++++ EXERCISE INPUT ++++
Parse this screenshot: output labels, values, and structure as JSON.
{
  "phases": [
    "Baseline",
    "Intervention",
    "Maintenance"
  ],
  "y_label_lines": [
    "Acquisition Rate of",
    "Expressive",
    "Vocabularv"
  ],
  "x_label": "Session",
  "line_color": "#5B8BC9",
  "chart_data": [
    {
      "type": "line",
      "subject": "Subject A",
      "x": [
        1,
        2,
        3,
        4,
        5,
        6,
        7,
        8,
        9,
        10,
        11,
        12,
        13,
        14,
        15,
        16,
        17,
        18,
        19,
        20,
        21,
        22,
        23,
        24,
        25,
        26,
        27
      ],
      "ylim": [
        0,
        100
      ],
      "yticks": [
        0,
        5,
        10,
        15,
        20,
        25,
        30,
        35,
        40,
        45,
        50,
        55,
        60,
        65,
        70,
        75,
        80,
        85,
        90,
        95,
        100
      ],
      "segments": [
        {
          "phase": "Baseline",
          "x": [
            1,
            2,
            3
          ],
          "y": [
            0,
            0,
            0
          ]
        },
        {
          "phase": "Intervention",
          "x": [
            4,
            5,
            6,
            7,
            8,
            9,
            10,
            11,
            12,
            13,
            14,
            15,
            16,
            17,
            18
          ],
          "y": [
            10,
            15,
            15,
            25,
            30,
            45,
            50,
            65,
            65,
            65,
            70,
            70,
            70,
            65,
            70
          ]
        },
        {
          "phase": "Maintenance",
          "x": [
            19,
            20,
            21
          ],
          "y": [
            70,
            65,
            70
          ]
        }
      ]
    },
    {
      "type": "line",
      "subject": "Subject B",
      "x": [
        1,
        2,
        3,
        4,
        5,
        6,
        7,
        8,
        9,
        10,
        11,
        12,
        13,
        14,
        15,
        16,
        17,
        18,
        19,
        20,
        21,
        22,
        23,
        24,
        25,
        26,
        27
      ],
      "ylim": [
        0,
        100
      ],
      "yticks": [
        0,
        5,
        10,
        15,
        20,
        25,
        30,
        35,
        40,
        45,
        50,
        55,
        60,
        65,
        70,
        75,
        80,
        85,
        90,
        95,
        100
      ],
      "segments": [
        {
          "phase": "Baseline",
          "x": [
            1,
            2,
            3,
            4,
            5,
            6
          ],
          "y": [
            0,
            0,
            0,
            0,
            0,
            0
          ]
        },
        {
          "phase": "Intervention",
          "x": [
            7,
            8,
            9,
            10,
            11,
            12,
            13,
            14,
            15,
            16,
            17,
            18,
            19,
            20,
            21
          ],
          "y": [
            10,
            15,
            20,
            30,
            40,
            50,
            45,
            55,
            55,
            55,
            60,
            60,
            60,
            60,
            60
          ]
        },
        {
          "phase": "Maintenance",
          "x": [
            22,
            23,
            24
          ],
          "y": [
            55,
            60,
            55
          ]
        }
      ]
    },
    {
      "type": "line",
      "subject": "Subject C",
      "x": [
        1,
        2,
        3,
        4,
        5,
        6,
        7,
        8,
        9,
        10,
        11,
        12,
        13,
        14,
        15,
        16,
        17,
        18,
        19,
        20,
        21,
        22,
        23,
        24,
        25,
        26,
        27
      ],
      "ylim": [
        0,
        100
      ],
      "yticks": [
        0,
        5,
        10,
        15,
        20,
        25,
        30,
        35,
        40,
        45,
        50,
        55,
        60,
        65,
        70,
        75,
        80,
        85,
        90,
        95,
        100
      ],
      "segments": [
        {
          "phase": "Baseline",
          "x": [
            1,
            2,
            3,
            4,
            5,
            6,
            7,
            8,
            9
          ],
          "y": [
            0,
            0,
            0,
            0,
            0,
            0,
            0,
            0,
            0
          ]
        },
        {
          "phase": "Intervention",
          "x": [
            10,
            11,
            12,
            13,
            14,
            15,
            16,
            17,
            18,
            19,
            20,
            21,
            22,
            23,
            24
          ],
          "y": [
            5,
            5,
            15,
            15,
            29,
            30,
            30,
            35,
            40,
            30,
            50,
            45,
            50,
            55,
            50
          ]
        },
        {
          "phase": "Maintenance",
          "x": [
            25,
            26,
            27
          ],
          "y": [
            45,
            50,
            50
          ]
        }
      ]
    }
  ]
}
++++
State the number of lines above that hold the string "subject", with nothing added.

TASK SOLUTION -
3